■ Aim ■
Search the material and gather each line with "corpo" in it.

▼▼▼

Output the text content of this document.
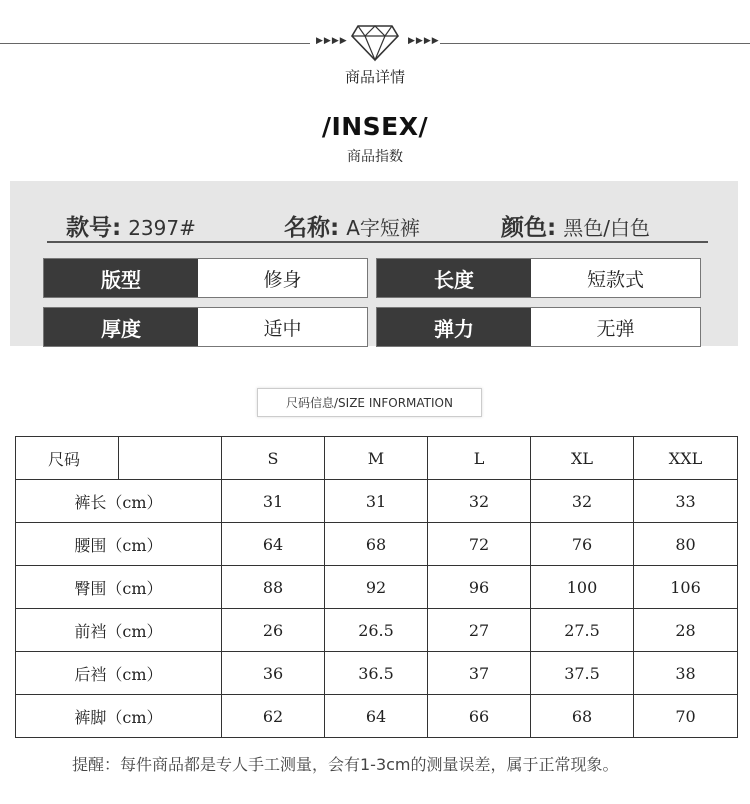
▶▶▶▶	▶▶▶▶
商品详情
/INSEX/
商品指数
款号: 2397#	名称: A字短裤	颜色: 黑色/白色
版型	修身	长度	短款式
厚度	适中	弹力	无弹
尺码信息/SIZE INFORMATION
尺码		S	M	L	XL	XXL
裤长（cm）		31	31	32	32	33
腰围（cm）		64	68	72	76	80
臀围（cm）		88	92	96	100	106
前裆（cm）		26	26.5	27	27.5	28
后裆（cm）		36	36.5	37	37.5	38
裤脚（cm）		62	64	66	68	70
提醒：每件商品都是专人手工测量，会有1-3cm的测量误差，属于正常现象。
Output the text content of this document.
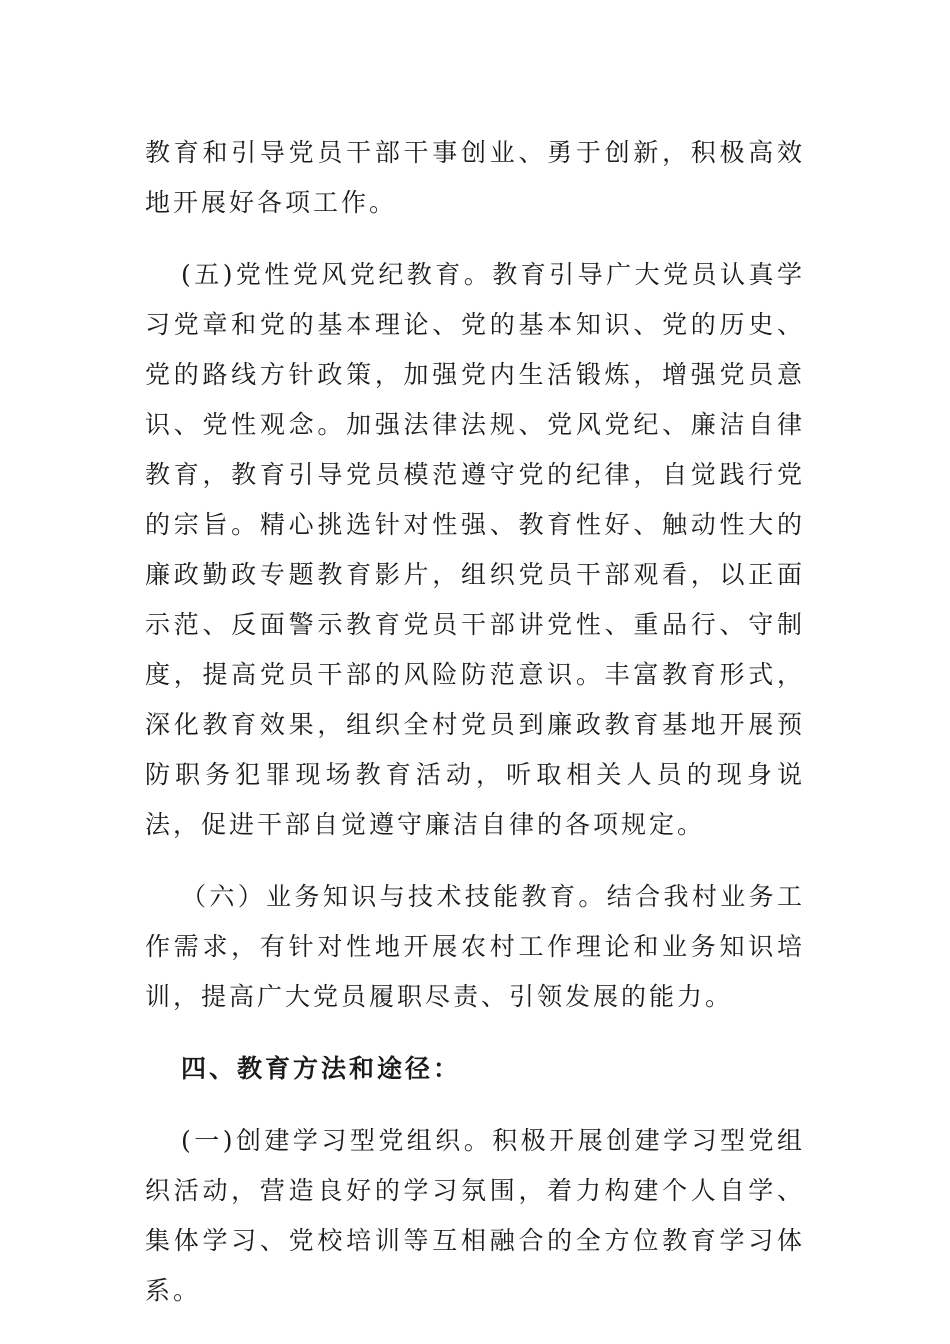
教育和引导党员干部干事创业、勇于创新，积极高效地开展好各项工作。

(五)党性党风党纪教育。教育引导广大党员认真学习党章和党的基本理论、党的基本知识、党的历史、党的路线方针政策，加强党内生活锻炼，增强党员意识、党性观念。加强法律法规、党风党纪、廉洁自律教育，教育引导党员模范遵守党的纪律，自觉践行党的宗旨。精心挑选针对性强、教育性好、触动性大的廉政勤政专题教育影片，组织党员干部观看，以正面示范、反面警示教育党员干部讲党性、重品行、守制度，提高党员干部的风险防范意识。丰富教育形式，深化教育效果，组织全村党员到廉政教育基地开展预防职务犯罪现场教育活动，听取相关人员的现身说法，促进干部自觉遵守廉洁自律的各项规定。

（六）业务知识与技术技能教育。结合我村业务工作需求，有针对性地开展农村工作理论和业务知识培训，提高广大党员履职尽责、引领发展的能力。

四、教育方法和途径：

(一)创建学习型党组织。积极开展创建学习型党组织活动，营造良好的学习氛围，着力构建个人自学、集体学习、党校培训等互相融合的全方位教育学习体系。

▲▲▲
▼▼▼

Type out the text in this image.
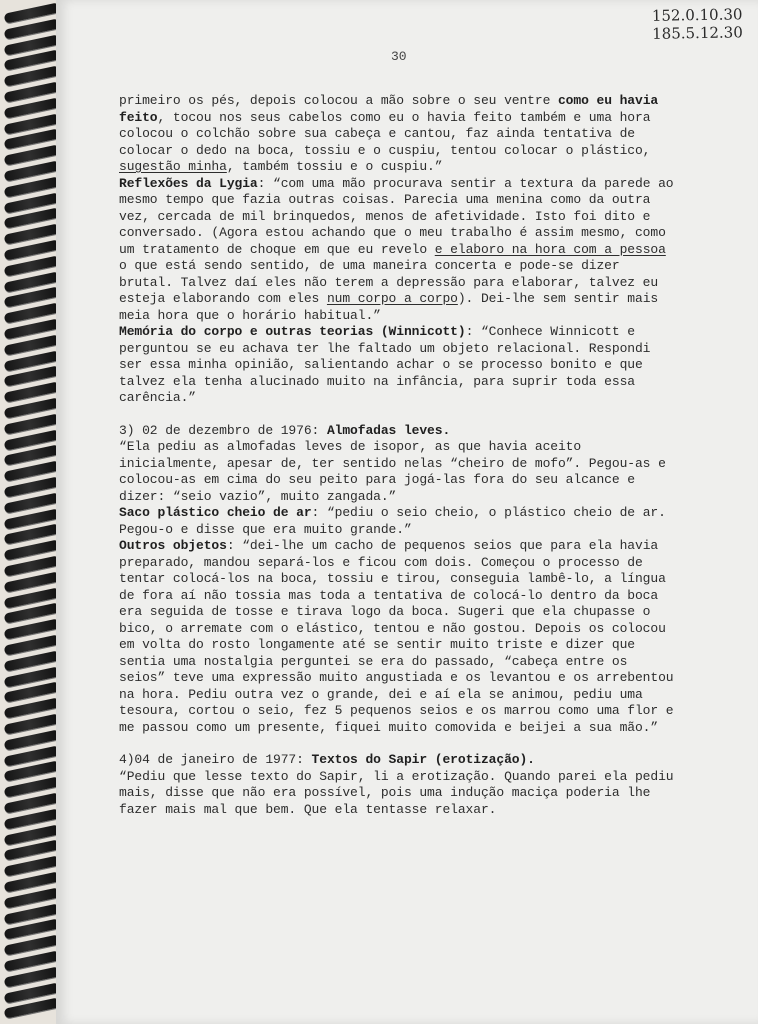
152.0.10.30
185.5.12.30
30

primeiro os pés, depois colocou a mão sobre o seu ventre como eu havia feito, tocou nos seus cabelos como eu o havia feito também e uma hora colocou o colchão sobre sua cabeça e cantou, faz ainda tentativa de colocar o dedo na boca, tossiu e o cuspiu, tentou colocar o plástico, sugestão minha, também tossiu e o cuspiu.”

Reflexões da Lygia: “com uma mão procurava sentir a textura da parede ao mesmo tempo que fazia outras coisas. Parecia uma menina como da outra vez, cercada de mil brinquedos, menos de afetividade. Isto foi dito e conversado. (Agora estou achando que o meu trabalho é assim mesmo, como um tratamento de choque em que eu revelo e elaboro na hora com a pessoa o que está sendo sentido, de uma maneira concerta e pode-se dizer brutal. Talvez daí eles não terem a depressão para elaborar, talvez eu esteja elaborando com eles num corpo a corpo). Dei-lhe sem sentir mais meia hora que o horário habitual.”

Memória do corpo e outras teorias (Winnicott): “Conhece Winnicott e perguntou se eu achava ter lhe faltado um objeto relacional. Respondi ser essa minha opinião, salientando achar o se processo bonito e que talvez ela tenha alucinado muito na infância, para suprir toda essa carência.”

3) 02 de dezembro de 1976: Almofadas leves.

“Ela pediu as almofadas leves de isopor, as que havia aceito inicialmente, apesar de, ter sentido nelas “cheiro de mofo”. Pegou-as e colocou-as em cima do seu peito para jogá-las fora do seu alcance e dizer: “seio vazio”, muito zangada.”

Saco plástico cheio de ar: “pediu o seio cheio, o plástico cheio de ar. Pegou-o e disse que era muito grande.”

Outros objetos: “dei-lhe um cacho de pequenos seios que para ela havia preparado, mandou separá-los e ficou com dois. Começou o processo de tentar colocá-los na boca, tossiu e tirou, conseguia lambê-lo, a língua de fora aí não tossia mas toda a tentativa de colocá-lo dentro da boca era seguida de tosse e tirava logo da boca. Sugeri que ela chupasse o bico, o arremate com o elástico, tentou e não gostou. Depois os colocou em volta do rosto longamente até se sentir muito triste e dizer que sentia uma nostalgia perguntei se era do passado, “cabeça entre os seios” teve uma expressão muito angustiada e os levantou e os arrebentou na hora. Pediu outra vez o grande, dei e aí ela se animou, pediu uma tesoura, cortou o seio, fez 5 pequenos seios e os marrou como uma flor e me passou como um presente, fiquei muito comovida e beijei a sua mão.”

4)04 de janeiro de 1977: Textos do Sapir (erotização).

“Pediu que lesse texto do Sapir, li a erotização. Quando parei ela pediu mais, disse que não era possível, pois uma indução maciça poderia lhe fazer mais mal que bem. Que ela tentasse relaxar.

▲▲▲

■ Expected answer ■
Reflexões da Lygia: “com uma mão procurava sentir a textura da parede ao mesmo tempo que fazia outras coisas. Parecia uma menina como da outra vez, cercada de mil brinquedos, menos de afetividade. Isto foi dito e conversado. (Agora estou achando que o meu trabalho é assim mesmo, como um tratamento de choque em que eu revelo e elaboro na hora com a pessoa o que está sendo sentido, de uma maneira concerta e pode-se dizer brutal. Talvez daí eles não terem a depressão para elaborar, talvez eu esteja elaborando com eles num corpo a corpo). Dei-lhe sem sentir mais meia hora que o horário habitual.”
Memória do corpo e outras teorias (Winnicott): “Conhece Winnicott e perguntou se eu achava ter lhe faltado um objeto relacional. Respondi ser essa minha opinião, salientando achar o se processo bonito e que talvez ela tenha alucinado muito na infância, para suprir toda essa carência.”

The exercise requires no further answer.